## Work instructions
Arrange the listing as a Markdown table with the columns Row and Listing line. Begin at the line that has "tab-formulas[interactable]: 公式: [208, 27, 248, 46]", stop after the line that has "row-header[interactable]: 13: [0, 422, 30, 443]", number each row, and leave out blank lines.

## Given records
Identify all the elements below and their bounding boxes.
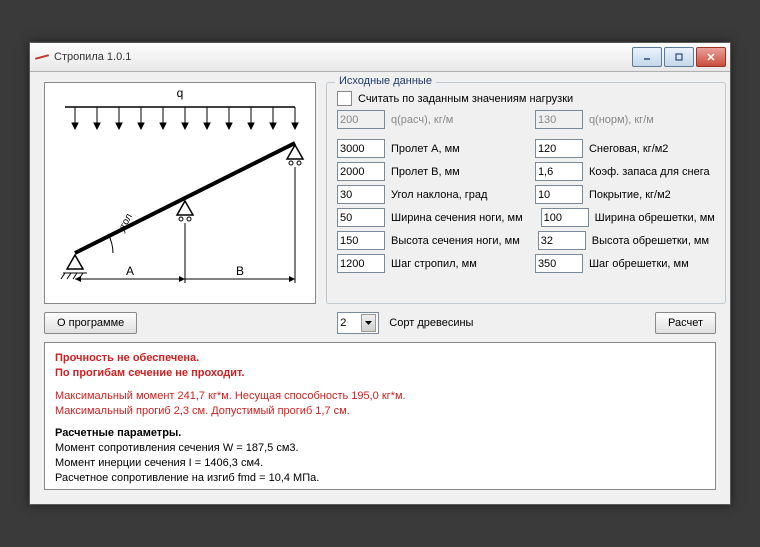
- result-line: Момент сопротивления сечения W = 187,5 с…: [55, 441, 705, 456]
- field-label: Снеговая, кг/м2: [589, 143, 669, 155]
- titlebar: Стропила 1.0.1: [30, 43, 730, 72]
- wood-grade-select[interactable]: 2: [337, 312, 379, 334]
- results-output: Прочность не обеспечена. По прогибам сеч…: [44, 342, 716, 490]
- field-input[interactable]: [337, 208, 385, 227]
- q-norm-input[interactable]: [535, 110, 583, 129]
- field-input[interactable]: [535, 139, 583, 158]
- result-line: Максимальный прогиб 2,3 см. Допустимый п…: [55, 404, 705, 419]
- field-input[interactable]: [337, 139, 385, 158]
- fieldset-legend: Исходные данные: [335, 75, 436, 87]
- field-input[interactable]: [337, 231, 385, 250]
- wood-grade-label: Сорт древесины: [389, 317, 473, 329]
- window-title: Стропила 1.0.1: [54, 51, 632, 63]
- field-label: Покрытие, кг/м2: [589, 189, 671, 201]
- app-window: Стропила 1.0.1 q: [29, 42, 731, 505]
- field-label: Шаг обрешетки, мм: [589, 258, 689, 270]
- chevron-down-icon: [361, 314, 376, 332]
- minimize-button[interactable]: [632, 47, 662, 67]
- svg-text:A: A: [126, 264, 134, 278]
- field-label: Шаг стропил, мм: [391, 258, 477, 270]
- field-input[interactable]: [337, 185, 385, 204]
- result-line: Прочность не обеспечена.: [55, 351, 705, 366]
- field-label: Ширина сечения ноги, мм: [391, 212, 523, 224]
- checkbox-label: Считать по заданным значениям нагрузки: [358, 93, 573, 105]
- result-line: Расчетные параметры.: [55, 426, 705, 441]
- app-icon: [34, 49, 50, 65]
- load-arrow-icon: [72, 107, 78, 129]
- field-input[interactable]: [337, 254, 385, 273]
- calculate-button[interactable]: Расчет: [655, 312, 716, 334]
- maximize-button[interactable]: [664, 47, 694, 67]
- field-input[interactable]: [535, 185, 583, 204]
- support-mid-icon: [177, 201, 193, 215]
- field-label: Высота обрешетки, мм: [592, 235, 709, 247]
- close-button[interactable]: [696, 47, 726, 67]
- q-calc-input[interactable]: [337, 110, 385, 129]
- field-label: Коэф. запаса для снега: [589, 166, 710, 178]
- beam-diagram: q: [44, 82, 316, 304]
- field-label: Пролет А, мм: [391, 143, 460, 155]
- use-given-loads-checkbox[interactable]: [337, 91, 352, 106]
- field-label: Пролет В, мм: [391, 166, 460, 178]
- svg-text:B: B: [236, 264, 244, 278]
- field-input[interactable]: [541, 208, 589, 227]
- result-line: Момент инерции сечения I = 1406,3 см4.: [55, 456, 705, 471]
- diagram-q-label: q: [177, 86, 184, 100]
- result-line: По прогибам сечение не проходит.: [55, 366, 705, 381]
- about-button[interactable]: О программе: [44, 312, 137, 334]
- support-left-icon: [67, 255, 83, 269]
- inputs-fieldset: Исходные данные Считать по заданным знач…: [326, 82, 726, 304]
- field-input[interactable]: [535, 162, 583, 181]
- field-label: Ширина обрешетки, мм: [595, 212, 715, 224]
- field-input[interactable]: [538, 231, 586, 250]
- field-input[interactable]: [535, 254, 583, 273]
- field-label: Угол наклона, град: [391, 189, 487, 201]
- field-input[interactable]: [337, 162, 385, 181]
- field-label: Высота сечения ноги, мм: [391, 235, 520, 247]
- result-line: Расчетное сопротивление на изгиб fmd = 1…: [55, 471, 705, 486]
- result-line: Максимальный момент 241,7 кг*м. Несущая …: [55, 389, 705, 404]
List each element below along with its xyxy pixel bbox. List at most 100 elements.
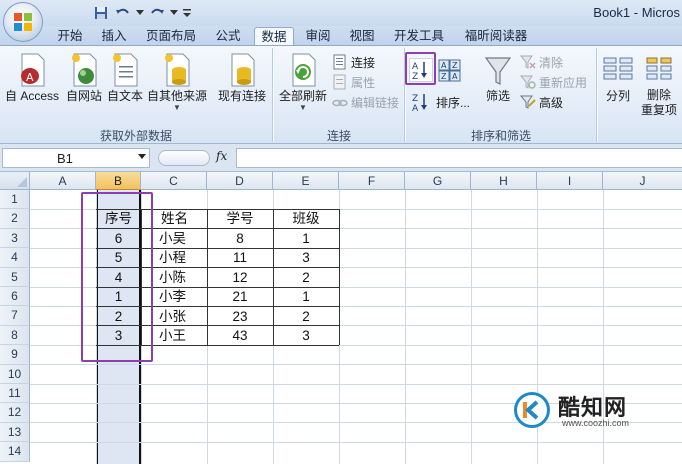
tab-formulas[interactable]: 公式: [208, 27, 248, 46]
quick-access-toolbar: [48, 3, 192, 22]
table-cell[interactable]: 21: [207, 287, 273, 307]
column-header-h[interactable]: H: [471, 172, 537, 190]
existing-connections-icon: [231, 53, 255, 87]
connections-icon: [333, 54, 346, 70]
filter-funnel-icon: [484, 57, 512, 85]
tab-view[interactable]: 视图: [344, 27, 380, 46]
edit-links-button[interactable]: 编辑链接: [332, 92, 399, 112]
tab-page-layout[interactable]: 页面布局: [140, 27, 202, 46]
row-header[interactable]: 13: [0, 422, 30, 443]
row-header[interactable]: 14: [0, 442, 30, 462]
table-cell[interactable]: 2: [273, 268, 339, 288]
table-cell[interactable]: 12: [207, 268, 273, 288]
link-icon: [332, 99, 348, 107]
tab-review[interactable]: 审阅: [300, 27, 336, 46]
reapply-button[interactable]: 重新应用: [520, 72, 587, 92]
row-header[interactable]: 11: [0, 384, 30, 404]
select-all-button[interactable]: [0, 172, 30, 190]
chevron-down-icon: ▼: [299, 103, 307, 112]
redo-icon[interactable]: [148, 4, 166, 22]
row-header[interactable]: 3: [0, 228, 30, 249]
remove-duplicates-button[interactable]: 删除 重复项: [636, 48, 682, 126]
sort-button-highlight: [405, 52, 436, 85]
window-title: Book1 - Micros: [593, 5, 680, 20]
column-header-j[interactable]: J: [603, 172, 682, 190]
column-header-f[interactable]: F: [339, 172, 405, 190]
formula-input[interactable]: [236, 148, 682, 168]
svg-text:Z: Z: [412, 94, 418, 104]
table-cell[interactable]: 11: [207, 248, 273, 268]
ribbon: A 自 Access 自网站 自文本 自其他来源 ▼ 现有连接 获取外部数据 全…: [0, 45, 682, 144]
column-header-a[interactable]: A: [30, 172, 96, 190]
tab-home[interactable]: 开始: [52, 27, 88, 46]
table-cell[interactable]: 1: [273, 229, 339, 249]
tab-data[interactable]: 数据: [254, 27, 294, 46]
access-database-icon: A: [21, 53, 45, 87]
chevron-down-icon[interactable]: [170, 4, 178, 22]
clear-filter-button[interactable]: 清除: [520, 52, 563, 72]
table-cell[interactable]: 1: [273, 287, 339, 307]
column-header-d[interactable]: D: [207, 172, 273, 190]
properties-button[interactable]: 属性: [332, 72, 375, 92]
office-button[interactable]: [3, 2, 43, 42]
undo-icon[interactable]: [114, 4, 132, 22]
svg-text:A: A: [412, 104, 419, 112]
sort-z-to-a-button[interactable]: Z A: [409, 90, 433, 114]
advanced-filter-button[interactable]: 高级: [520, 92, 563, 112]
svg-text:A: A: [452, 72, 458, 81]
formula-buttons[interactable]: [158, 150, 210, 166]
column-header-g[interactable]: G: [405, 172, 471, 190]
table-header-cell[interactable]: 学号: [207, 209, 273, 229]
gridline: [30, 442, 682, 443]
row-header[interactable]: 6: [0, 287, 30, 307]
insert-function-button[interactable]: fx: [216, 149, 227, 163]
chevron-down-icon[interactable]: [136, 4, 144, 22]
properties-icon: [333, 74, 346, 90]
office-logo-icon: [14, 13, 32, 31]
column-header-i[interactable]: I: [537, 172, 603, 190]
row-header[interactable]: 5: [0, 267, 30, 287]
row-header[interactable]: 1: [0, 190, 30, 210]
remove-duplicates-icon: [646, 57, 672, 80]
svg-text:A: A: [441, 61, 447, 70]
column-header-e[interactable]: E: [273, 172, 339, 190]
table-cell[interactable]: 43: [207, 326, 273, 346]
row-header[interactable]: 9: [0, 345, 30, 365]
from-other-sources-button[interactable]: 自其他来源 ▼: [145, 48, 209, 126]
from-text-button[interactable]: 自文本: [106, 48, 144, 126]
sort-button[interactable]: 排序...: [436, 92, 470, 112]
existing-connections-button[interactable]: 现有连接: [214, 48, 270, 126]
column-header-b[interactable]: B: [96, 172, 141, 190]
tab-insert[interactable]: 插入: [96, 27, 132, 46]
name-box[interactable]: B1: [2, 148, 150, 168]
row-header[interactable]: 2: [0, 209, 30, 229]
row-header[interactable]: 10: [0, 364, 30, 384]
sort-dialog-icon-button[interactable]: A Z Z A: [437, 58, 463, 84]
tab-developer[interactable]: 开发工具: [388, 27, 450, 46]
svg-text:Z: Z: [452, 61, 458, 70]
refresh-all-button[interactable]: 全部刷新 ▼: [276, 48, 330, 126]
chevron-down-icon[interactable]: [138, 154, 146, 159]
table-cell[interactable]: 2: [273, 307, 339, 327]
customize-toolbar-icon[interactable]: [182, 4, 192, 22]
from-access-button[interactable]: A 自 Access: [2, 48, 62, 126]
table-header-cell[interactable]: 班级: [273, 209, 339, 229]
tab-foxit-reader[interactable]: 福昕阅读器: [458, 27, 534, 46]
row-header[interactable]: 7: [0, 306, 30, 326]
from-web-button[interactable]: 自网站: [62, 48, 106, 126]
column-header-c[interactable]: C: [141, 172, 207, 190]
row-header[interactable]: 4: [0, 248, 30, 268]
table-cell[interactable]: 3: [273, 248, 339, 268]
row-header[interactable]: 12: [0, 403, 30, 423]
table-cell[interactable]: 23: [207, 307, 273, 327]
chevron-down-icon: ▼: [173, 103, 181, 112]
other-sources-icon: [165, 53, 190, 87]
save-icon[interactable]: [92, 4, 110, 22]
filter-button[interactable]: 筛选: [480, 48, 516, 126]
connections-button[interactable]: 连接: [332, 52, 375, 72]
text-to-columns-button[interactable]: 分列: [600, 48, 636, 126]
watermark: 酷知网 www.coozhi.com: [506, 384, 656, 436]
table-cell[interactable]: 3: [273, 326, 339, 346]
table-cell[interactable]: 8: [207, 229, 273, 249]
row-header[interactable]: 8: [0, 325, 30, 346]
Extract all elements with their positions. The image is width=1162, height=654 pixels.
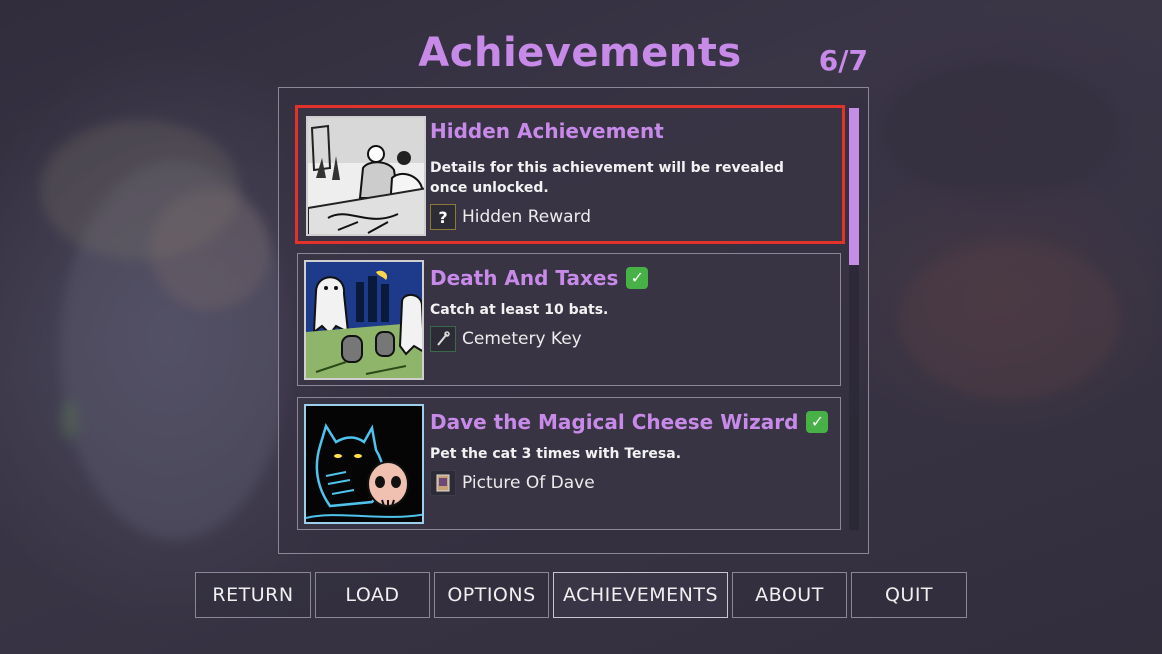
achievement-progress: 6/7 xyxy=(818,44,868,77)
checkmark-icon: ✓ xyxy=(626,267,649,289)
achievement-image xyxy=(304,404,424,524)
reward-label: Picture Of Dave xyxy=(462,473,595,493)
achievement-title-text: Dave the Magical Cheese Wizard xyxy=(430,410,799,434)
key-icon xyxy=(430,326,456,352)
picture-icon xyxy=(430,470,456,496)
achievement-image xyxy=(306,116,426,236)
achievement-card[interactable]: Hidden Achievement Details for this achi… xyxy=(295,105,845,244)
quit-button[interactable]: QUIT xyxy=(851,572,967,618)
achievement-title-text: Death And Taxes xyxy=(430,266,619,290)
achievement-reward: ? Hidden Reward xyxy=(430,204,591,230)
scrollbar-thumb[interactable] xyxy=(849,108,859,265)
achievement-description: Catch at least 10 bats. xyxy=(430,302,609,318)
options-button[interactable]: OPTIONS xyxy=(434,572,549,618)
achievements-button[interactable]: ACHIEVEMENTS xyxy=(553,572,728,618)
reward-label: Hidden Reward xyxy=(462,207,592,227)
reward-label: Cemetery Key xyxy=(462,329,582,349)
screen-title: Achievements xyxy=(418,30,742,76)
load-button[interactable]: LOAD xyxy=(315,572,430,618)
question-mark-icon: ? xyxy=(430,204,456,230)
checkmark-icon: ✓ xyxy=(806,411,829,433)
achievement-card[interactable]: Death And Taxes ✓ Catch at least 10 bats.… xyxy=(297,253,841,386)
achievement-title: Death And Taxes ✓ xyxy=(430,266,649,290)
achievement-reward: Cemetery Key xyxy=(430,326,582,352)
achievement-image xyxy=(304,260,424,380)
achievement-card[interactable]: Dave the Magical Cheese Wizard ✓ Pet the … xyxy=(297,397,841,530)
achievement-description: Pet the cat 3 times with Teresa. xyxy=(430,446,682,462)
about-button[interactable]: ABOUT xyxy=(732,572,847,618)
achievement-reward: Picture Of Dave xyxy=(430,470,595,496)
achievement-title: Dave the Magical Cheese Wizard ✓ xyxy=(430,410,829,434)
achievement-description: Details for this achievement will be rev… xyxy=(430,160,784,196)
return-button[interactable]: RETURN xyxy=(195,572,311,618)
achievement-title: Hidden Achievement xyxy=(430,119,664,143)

## Solution to the problem
| Row | Listing line |
|---|---|
| 1 | tab-formulas[interactable]: 公式: [208, 27, 248, 46] |
| 2 | quick-access-toolbar: [48, 3, 192, 22] |
| 3 | table-cell[interactable]: 21: [207, 287, 273, 307] |
| 4 | column-header-h[interactable]: H: [471, 172, 537, 190] |
| 5 | existing-connections-icon: [231, 53, 255, 87] |
| 6 | connections-icon: [333, 54, 346, 70] |
| 7 | filter-funnel-icon: [484, 57, 512, 85] |
| 8 | tab-view[interactable]: 视图: [344, 27, 380, 46] |
| 9 | edit-links-button[interactable]: 编辑链接: [332, 92, 399, 112] |
| 10 | tab-page-layout[interactable]: 页面布局: [140, 27, 202, 46] |
| 11 | row-header[interactable]: 13: [0, 422, 30, 443] |